## Written request
Extract the complete listing and repeat it word for word.
···
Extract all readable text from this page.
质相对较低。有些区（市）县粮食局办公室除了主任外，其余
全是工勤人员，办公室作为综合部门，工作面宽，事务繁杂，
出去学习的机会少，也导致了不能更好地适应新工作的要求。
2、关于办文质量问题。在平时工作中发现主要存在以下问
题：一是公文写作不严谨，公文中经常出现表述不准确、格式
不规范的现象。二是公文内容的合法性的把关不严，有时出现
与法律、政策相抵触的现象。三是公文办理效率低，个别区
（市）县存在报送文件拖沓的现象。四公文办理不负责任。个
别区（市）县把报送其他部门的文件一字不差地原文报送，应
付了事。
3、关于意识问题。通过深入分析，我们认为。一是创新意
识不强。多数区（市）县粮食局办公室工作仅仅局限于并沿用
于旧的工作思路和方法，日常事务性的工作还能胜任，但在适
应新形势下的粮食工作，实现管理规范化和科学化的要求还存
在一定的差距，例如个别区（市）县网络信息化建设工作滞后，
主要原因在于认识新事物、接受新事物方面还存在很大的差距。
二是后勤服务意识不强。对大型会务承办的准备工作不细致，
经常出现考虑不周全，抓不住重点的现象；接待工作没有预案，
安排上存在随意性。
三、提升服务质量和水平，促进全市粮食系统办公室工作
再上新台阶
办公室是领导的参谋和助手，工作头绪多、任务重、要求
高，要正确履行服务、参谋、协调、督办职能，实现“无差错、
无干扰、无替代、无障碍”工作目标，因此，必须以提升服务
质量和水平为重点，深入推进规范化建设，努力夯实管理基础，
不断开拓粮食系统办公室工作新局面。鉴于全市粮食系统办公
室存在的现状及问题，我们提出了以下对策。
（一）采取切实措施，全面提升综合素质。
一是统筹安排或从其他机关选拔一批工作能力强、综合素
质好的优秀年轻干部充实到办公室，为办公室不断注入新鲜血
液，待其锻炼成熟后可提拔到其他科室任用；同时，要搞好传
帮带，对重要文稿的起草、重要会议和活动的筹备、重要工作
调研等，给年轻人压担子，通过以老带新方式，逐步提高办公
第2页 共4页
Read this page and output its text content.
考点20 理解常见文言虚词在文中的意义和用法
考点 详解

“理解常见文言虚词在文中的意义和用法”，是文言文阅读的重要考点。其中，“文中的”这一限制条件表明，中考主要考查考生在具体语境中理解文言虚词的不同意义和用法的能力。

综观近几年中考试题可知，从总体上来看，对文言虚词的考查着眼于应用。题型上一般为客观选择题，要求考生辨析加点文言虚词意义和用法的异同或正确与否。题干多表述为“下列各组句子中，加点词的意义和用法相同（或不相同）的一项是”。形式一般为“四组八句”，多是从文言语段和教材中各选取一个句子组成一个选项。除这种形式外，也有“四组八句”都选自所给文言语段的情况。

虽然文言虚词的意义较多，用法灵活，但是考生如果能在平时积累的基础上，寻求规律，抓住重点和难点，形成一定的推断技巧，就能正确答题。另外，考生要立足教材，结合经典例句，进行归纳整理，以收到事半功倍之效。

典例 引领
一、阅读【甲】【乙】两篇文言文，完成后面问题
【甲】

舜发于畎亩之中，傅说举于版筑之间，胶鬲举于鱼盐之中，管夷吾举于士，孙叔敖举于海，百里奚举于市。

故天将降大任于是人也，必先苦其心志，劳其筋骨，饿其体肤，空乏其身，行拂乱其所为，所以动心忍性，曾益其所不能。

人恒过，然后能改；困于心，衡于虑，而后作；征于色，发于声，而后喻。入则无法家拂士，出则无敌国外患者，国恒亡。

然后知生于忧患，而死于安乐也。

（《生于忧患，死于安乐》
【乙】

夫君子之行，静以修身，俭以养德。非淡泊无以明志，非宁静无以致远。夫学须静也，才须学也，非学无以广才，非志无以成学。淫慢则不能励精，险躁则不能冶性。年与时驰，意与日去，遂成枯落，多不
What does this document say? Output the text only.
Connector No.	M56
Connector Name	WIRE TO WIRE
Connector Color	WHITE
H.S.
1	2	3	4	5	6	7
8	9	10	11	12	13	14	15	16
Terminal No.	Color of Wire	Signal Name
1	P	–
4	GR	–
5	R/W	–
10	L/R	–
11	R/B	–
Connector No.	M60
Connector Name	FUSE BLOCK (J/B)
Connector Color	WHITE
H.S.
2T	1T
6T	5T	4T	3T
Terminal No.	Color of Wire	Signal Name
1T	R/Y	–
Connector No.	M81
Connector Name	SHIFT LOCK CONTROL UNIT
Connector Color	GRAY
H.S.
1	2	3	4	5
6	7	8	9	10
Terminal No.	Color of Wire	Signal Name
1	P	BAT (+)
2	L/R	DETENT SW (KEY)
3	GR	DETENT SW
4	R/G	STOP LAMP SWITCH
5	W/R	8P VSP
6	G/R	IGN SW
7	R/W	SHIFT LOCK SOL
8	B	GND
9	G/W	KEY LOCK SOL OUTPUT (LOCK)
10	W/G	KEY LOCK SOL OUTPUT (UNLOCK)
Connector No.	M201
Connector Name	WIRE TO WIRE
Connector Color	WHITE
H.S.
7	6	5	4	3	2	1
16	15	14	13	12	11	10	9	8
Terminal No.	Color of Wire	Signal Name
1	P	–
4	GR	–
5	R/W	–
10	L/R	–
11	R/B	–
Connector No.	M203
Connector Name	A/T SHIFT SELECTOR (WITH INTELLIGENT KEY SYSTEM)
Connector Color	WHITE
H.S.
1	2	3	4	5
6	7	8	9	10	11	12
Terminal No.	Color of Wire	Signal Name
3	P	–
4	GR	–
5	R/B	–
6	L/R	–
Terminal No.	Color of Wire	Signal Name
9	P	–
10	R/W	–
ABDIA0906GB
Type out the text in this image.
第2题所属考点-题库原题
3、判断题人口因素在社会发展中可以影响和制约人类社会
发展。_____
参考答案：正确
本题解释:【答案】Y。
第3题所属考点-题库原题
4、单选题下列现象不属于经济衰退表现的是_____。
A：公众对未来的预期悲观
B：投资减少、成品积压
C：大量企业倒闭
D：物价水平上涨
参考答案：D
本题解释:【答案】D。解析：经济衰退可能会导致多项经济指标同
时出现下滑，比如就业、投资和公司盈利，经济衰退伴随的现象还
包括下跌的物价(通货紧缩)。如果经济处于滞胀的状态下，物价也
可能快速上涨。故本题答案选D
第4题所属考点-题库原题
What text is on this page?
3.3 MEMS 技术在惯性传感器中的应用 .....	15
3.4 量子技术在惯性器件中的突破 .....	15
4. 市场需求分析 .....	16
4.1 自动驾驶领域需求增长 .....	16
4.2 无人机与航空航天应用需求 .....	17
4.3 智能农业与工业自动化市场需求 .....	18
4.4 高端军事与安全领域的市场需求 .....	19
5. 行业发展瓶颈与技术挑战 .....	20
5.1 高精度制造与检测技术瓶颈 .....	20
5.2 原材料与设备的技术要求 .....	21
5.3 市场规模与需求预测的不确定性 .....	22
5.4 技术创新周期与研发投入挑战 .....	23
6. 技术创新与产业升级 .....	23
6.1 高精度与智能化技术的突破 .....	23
···
## Solution to this exercise
Extract all readable text from this page.
质相对较低。有些区（市）县粮食局办公室除了主任外，其余
全是工勤人员，办公室作为综合部门，工作面宽，事务繁杂，
出去学习的机会少，也导致了不能更好地适应新工作的要求。
2、关于办文质量问题。在平时工作中发现主要存在以下问
题：一是公文写作不严谨，公文中经常出现表述不准确、格式
不规范的现象。二是公文内容的合法性的把关不严，有时出现
与法律、政策相抵触的现象。三是公文办理效率低，个别区
（市）县存在报送文件拖沓的现象。四公文办理不负责任。个
别区（市）县把报送其他部门的文件一字不差地原文报送，应
付了事。
3、关于意识问题。通过深入分析，我们认为。一是创新意
识不强。多数区（市）县粮食局办公室工作仅仅局限于并沿用
于旧的工作思路和方法，日常事务性的工作还能胜任，但在适
应新形势下的粮食工作，实现管理规范化和科学化的要求还存
在一定的差距，例如个别区（市）县网络信息化建设工作滞后，
主要原因在于认识新事物、接受新事物方面还存在很大的差距。
二是后勤服务意识不强。对大型会务承办的准备工作不细致，
经常出现考虑不周全，抓不住重点的现象；接待工作没有预案，
安排上存在随意性。
三、提升服务质量和水平，促进全市粮食系统办公室工作
再上新台阶
办公室是领导的参谋和助手，工作头绪多、任务重、要求
高，要正确履行服务、参谋、协调、督办职能，实现“无差错、
无干扰、无替代、无障碍”工作目标，因此，必须以提升服务
质量和水平为重点，深入推进规范化建设，努力夯实管理基础，
不断开拓粮食系统办公室工作新局面。鉴于全市粮食系统办公
室存在的现状及问题，我们提出了以下对策。
（一）采取切实措施，全面提升综合素质。
一是统筹安排或从其他机关选拔一批工作能力强、综合素
质好的优秀年轻干部充实到办公室，为办公室不断注入新鲜血
液，待其锻炼成熟后可提拔到其他科室任用；同时，要搞好传
帮带，对重要文稿的起草、重要会议和活动的筹备、重要工作
调研等，给年轻人压担子，通过以老带新方式，逐步提高办公
第2页 共4页
Read this page and output its text content.
考点20 理解常见文言虚词在文中的意义和用法
考点 详解

“理解常见文言虚词在文中的意义和用法”，是文言文阅读的重要考点。其中，“文中的”这一限制条件表明，中考主要考查考生在具体语境中理解文言虚词的不同意义和用法的能力。

综观近几年中考试题可知，从总体上来看，对文言虚词的考查着眼于应用。题型上一般为客观选择题，要求考生辨析加点文言虚词意义和用法的异同或正确与否。题干多表述为“下列各组句子中，加点词的意义和用法相同（或不相同）的一项是”。形式一般为“四组八句”，多是从文言语段和教材中各选取一个句子组成一个选项。除这种形式外，也有“四组八句”都选自所给文言语段的情况。

虽然文言虚词的意义较多，用法灵活，但是考生如果能在平时积累的基础上，寻求规律，抓住重点和难点，形成一定的推断技巧，就能正确答题。另外，考生要立足教材，结合经典例句，进行归纳整理，以收到事半功倍之效。

典例 引领
一、阅读【甲】【乙】两篇文言文，完成后面问题
【甲】

舜发于畎亩之中，傅说举于版筑之间，胶鬲举于鱼盐之中，管夷吾举于士，孙叔敖举于海，百里奚举于市。

故天将降大任于是人也，必先苦其心志，劳其筋骨，饿其体肤，空乏其身，行拂乱其所为，所以动心忍性，曾益其所不能。

人恒过，然后能改；困于心，衡于虑，而后作；征于色，发于声，而后喻。入则无法家拂士，出则无敌国外患者，国恒亡。

然后知生于忧患，而死于安乐也。

（《生于忧患，死于安乐》
【乙】

夫君子之行，静以修身，俭以养德。非淡泊无以明志，非宁静无以致远。夫学须静也，才须学也，非学无以广才，非志无以成学。淫慢则不能励精，险躁则不能冶性。年与时驰，意与日去，遂成枯落，多不
What does this document say? Output the text only.
Connector No.	M56
Connector Name	WIRE TO WIRE
Connector Color	WHITE
H.S.
1	2	3	4	5	6	7
8	9	10	11	12	13	14	15	16
Terminal No.	Color of Wire	Signal Name
1	P	–
4	GR	–
5	R/W	–
10	L/R	–
11	R/B	–
Connector No.	M60
Connector Name	FUSE BLOCK (J/B)
Connector Color	WHITE
H.S.
2T	1T
6T	5T	4T	3T
Terminal No.	Color of Wire	Signal Name
1T	R/Y	–
Connector No.	M81
Connector Name	SHIFT LOCK CONTROL UNIT
Connector Color	GRAY
H.S.
1	2	3	4	5
6	7	8	9	10
Terminal No.	Color of Wire	Signal Name
1	P	BAT (+)
2	L/R	DETENT SW (KEY)
3	GR	DETENT SW
4	R/G	STOP LAMP SWITCH
5	W/R	8P VSP
6	G/R	IGN SW
7	R/W	SHIFT LOCK SOL
8	B	GND
9	G/W	KEY LOCK SOL OUTPUT (LOCK)
10	W/G	KEY LOCK SOL OUTPUT (UNLOCK)
Connector No.	M201
Connector Name	WIRE TO WIRE
Connector Color	WHITE
H.S.
7	6	5	4	3	2	1
16	15	14	13	12	11	10	9	8
Terminal No.	Color of Wire	Signal Name
1	P	–
4	GR	–
5	R/W	–
10	L/R	–
11	R/B	–
Connector No.	M203
Connector Name	A/T SHIFT SELECTOR (WITH INTELLIGENT KEY SYSTEM)
Connector Color	WHITE
H.S.
1	2	3	4	5
6	7	8	9	10	11	12
Terminal No.	Color of Wire	Signal Name
3	P	–
4	GR	–
5	R/B	–
6	L/R	–
Terminal No.	Color of Wire	Signal Name
9	P	–
10	R/W	–
ABDIA0906GB
Type out the text in this image.
第2题所属考点-题库原题
3、判断题人口因素在社会发展中可以影响和制约人类社会
发展。_____
参考答案：正确
本题解释:【答案】Y。
第3题所属考点-题库原题
4、单选题下列现象不属于经济衰退表现的是_____。
A：公众对未来的预期悲观
B：投资减少、成品积压
C：大量企业倒闭
D：物价水平上涨
参考答案：D
本题解释:【答案】D。解析：经济衰退可能会导致多项经济指标同
时出现下滑，比如就业、投资和公司盈利，经济衰退伴随的现象还
包括下跌的物价(通货紧缩)。如果经济处于滞胀的状态下，物价也
可能快速上涨。故本题答案选D
第4题所属考点-题库原题
What text is on this page?
3.3 MEMS 技术在惯性传感器中的应用 .....	15
3.4 量子技术在惯性器件中的突破 .....	15
4. 市场需求分析 .....	16
4.1 自动驾驶领域需求增长 .....	16
4.2 无人机与航空航天应用需求 .....	17
4.3 智能农业与工业自动化市场需求 .....	18
4.4 高端军事与安全领域的市场需求 .....	19
5. 行业发展瓶颈与技术挑战 .....	20
5.1 高精度制造与检测技术瓶颈 .....	20
5.2 原材料与设备的技术要求 .....	21
5.3 市场规模与需求预测的不确定性 .....	22
5.4 技术创新周期与研发投入挑战 .....	23
6. 技术创新与产业升级 .....	23
6.1 高精度与智能化技术的突破 .....	23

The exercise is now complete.